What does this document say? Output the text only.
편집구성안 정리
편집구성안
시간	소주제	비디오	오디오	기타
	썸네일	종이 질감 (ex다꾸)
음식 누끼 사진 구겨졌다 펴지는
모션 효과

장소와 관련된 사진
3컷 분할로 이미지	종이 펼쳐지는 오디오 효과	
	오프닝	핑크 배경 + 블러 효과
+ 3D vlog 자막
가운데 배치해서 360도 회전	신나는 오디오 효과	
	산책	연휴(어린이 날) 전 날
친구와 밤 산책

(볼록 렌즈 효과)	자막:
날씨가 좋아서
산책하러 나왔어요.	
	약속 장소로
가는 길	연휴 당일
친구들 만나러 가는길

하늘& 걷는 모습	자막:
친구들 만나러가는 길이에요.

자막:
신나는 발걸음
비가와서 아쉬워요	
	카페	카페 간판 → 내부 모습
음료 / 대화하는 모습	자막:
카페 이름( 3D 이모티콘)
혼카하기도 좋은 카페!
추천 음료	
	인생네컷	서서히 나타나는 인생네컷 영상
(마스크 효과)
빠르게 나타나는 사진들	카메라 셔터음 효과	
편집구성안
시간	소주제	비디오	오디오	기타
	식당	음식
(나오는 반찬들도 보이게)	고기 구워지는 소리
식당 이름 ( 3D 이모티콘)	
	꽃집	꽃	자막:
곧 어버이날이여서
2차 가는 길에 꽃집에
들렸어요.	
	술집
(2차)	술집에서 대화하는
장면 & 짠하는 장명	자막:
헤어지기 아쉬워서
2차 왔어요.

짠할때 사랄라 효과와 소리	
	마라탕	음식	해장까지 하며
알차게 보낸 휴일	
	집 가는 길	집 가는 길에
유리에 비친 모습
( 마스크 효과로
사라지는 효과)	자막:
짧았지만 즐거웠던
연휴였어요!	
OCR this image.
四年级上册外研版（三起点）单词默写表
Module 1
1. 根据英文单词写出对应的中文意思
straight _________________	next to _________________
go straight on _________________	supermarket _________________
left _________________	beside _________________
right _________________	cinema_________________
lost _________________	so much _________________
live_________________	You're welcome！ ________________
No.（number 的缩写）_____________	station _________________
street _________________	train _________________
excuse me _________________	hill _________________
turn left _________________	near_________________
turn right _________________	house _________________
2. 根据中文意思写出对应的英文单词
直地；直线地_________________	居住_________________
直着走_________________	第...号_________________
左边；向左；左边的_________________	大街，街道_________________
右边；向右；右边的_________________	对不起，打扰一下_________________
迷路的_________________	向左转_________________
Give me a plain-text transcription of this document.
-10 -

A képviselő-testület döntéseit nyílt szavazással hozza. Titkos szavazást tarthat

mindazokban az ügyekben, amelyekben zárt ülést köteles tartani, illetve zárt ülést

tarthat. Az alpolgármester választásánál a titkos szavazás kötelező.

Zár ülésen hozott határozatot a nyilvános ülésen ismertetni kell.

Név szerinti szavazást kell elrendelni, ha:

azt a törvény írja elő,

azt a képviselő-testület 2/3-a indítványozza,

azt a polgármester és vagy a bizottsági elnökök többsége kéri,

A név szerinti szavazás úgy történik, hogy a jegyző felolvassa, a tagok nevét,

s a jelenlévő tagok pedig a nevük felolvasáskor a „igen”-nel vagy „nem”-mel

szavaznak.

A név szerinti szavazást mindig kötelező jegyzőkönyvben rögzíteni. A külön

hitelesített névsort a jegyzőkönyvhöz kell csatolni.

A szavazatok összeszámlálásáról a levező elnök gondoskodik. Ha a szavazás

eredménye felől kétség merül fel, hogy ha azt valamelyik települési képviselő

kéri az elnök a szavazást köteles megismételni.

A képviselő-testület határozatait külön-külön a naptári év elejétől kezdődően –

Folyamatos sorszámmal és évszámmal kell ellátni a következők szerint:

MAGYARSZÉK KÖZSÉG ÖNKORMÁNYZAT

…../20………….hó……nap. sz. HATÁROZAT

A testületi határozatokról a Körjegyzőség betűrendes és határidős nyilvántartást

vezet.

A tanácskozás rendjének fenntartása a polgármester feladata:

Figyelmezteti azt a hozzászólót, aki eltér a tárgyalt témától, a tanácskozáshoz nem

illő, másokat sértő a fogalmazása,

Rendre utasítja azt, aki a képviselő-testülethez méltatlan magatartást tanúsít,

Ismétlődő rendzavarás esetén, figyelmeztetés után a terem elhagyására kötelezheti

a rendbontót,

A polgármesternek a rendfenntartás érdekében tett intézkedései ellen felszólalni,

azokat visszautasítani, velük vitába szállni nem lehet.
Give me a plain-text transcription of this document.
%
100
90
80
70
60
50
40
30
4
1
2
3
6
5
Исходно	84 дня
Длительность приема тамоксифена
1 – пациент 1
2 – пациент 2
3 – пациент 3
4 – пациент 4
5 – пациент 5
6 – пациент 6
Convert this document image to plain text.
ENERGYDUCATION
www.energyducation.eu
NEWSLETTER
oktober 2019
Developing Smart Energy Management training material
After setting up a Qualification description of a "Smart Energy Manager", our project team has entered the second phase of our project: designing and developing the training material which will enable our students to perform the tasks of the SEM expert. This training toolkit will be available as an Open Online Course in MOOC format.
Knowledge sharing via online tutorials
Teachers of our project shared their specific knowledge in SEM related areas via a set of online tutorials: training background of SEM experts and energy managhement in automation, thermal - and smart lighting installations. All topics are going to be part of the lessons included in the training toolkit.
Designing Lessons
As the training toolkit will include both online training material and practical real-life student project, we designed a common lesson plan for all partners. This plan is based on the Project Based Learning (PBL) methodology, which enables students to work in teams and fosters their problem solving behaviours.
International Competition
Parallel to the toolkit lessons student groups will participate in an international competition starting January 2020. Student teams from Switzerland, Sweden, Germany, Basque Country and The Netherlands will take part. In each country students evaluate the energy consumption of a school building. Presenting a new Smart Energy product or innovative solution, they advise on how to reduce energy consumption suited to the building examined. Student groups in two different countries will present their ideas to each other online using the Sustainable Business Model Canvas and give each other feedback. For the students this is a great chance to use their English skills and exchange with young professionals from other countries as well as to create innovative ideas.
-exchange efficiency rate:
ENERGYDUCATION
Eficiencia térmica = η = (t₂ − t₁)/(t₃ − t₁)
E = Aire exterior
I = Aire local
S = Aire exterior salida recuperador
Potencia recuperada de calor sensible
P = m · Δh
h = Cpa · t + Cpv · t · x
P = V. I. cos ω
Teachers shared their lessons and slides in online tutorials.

★ ★ ★

Output every entry shown above, exactly.

What does this document say? Output the text only.
편집구성안 정리
편집구성안
시간	소주제	비디오	오디오	기타
	썸네일	종이 질감 (ex다꾸)
음식 누끼 사진 구겨졌다 펴지는
모션 효과

장소와 관련된 사진
3컷 분할로 이미지	종이 펼쳐지는 오디오 효과	
	오프닝	핑크 배경 + 블러 효과
+ 3D vlog 자막
가운데 배치해서 360도 회전	신나는 오디오 효과	
	산책	연휴(어린이 날) 전 날
친구와 밤 산책

(볼록 렌즈 효과)	자막:
날씨가 좋아서
산책하러 나왔어요.	
	약속 장소로
가는 길	연휴 당일
친구들 만나러 가는길

하늘& 걷는 모습	자막:
친구들 만나러가는 길이에요.

자막:
신나는 발걸음
비가와서 아쉬워요	
	카페	카페 간판 → 내부 모습
음료 / 대화하는 모습	자막:
카페 이름( 3D 이모티콘)
혼카하기도 좋은 카페!
추천 음료	
	인생네컷	서서히 나타나는 인생네컷 영상
(마스크 효과)
빠르게 나타나는 사진들	카메라 셔터음 효과	
편집구성안
시간	소주제	비디오	오디오	기타
	식당	음식
(나오는 반찬들도 보이게)	고기 구워지는 소리
식당 이름 ( 3D 이모티콘)	
	꽃집	꽃	자막:
곧 어버이날이여서
2차 가는 길에 꽃집에
들렸어요.	
	술집
(2차)	술집에서 대화하는
장면 & 짠하는 장명	자막:
헤어지기 아쉬워서
2차 왔어요.

짠할때 사랄라 효과와 소리	
	마라탕	음식	해장까지 하며
알차게 보낸 휴일	
	집 가는 길	집 가는 길에
유리에 비친 모습
( 마스크 효과로
사라지는 효과)	자막:
짧았지만 즐거웠던
연휴였어요!	
OCR this image.
四年级上册外研版（三起点）单词默写表
Module 1
1. 根据英文单词写出对应的中文意思
straight _________________	next to _________________
go straight on _________________	supermarket _________________
left _________________	beside _________________
right _________________	cinema_________________
lost _________________	so much _________________
live_________________	You're welcome！ ________________
No.（number 的缩写）_____________	station _________________
street _________________	train _________________
excuse me _________________	hill _________________
turn left _________________	near_________________
turn right _________________	house _________________
2. 根据中文意思写出对应的英文单词
直地；直线地_________________	居住_________________
直着走_________________	第...号_________________
左边；向左；左边的_________________	大街，街道_________________
右边；向右；右边的_________________	对不起，打扰一下_________________
迷路的_________________	向左转_________________
Give me a plain-text transcription of this document.
-10 -

A képviselő-testület döntéseit nyílt szavazással hozza. Titkos szavazást tarthat

mindazokban az ügyekben, amelyekben zárt ülést köteles tartani, illetve zárt ülést

tarthat. Az alpolgármester választásánál a titkos szavazás kötelező.

Zár ülésen hozott határozatot a nyilvános ülésen ismertetni kell.

Név szerinti szavazást kell elrendelni, ha:

azt a törvény írja elő,

azt a képviselő-testület 2/3-a indítványozza,

azt a polgármester és vagy a bizottsági elnökök többsége kéri,

A név szerinti szavazás úgy történik, hogy a jegyző felolvassa, a tagok nevét,

s a jelenlévő tagok pedig a nevük felolvasáskor a „igen”-nel vagy „nem”-mel

szavaznak.

A név szerinti szavazást mindig kötelező jegyzőkönyvben rögzíteni. A külön

hitelesített névsort a jegyzőkönyvhöz kell csatolni.

A szavazatok összeszámlálásáról a levező elnök gondoskodik. Ha a szavazás

eredménye felől kétség merül fel, hogy ha azt valamelyik települési képviselő

kéri az elnök a szavazást köteles megismételni.

A képviselő-testület határozatait külön-külön a naptári év elejétől kezdődően –

Folyamatos sorszámmal és évszámmal kell ellátni a következők szerint:

MAGYARSZÉK KÖZSÉG ÖNKORMÁNYZAT

…../20………….hó……nap. sz. HATÁROZAT

A testületi határozatokról a Körjegyzőség betűrendes és határidős nyilvántartást

vezet.

A tanácskozás rendjének fenntartása a polgármester feladata:

Figyelmezteti azt a hozzászólót, aki eltér a tárgyalt témától, a tanácskozáshoz nem

illő, másokat sértő a fogalmazása,

Rendre utasítja azt, aki a képviselő-testülethez méltatlan magatartást tanúsít,

Ismétlődő rendzavarás esetén, figyelmeztetés után a terem elhagyására kötelezheti

a rendbontót,

A polgármesternek a rendfenntartás érdekében tett intézkedései ellen felszólalni,

azokat visszautasítani, velük vitába szállni nem lehet.
Give me a plain-text transcription of this document.
%
100
90
80
70
60
50
40
30
4
1
2
3
6
5
Исходно	84 дня
Длительность приема тамоксифена
1 – пациент 1
2 – пациент 2
3 – пациент 3
4 – пациент 4
5 – пациент 5
6 – пациент 6
Convert this document image to plain text.
ENERGYDUCATION
www.energyducation.eu
NEWSLETTER
oktober 2019
Developing Smart Energy Management training material
After setting up a Qualification description of a "Smart Energy Manager", our project team has entered the second phase of our project: designing and developing the training material which will enable our students to perform the tasks of the SEM expert. This training toolkit will be available as an Open Online Course in MOOC format.
Knowledge sharing via online tutorials
Teachers of our project shared their specific knowledge in SEM related areas via a set of online tutorials: training background of SEM experts and energy managhement in automation, thermal - and smart lighting installations. All topics are going to be part of the lessons included in the training toolkit.
Designing Lessons
As the training toolkit will include both online training material and practical real-life student project, we designed a common lesson plan for all partners. This plan is based on the Project Based Learning (PBL) methodology, which enables students to work in teams and fosters their problem solving behaviours.
International Competition
Parallel to the toolkit lessons student groups will participate in an international competition starting January 2020. Student teams from Switzerland, Sweden, Germany, Basque Country and The Netherlands will take part. In each country students evaluate the energy consumption of a school building. Presenting a new Smart Energy product or innovative solution, they advise on how to reduce energy consumption suited to the building examined. Student groups in two different countries will present their ideas to each other online using the Sustainable Business Model Canvas and give each other feedback. For the students this is a great chance to use their English skills and exchange with young professionals from other countries as well as to create innovative ideas.
-exchange efficiency rate:
ENERGYDUCATION
Eficiencia térmica = η = (t₂ − t₁)/(t₃ − t₁)
E = Aire exterior
I = Aire local
S = Aire exterior salida recuperador
Potencia recuperada de calor sensible
P = m · Δh
h = Cpa · t + Cpv · t · x
P = V. I. cos ω
Teachers shared their lessons and slides in online tutorials.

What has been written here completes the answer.